** begin Material shown **

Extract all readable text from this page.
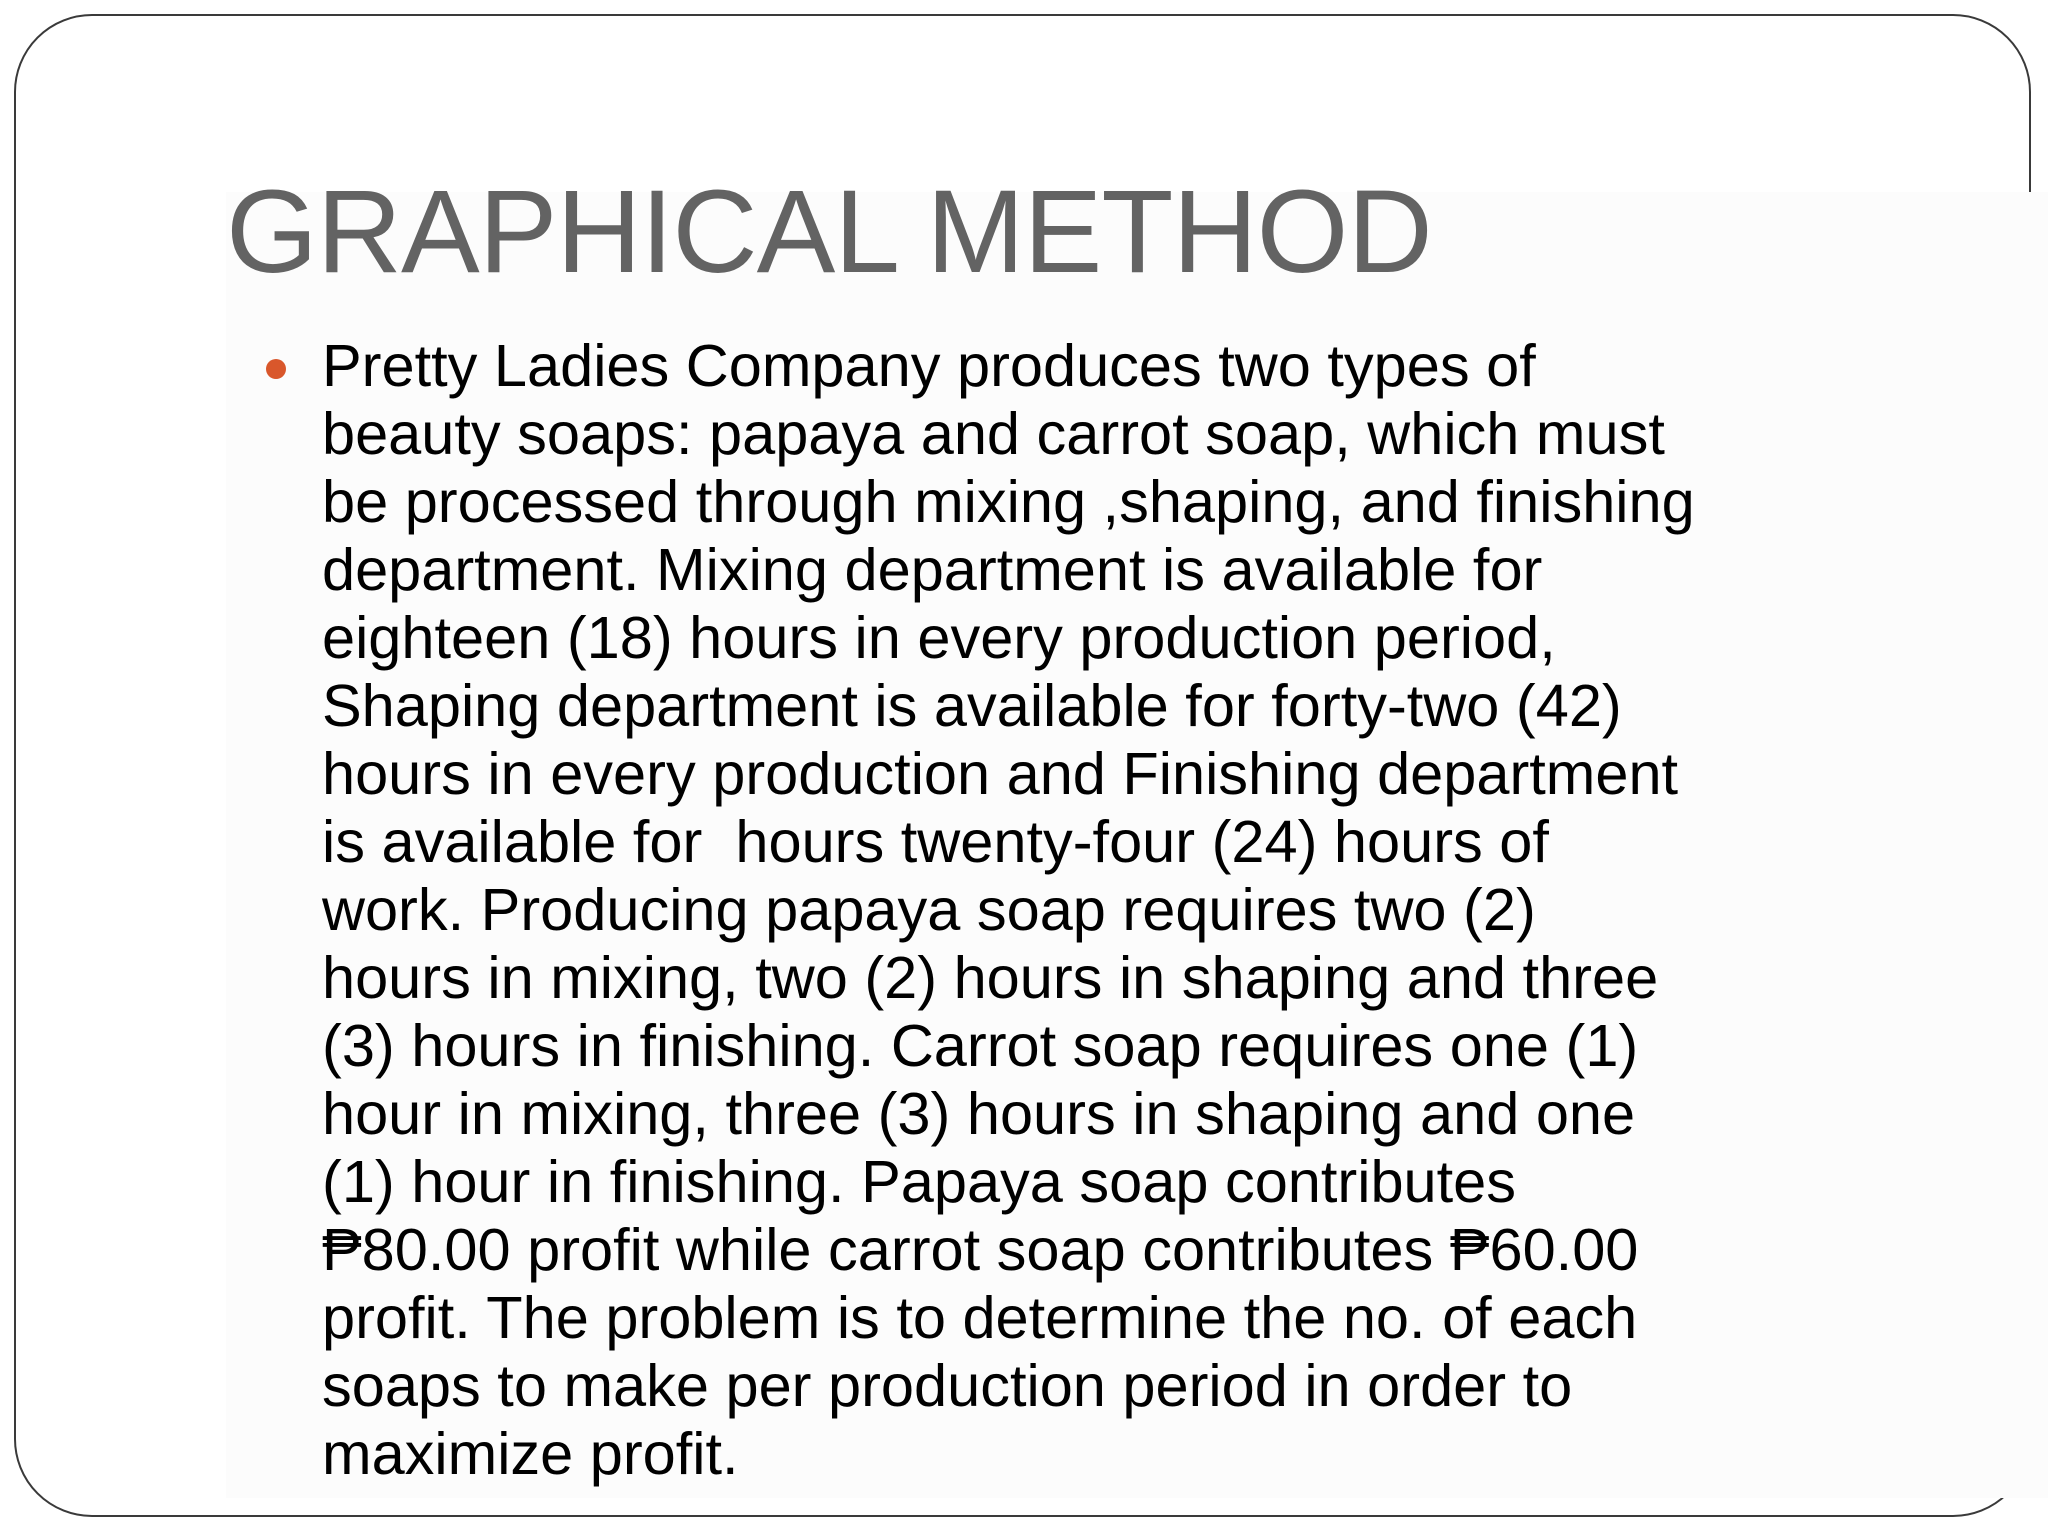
GRAPHICAL METHOD

Pretty Ladies Company produces two types of
beauty soaps: papaya and carrot soap, which must
be processed through mixing ,shaping, and finishing
department. Mixing department is available for
eighteen (18) hours in every production period,
Shaping department is available for forty-two (42)
hours in every production and Finishing department
is available for  hours twenty-four (24) hours of
work. Producing papaya soap requires two (2)
hours in mixing, two (2) hours in shaping and three
(3) hours in finishing. Carrot soap requires one (1)
hour in mixing, three (3) hours in shaping and one
(1) hour in finishing. Papaya soap contributes
₱80.00 profit while carrot soap contributes ₱60.00
profit. The problem is to determine the no. of each
soaps to make per production period in order to
maximize profit.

** end Material shown **

- [Problem to work on]
Without including any picture, retype the entries exactly.

- [Exercise result]
Extract all readable text from this page.
GRAPHICAL METHOD

Pretty Ladies Company produces two types of
beauty soaps: papaya and carrot soap, which must
be processed through mixing ,shaping, and finishing
department. Mixing department is available for
eighteen (18) hours in every production period,
Shaping department is available for forty-two (42)
hours in every production and Finishing department
is available for  hours twenty-four (24) hours of
work. Producing papaya soap requires two (2)
hours in mixing, two (2) hours in shaping and three
(3) hours in finishing. Carrot soap requires one (1)
hour in mixing, three (3) hours in shaping and one
(1) hour in finishing. Papaya soap contributes
₱80.00 profit while carrot soap contributes ₱60.00
profit. The problem is to determine the no. of each
soaps to make per production period in order to
maximize profit.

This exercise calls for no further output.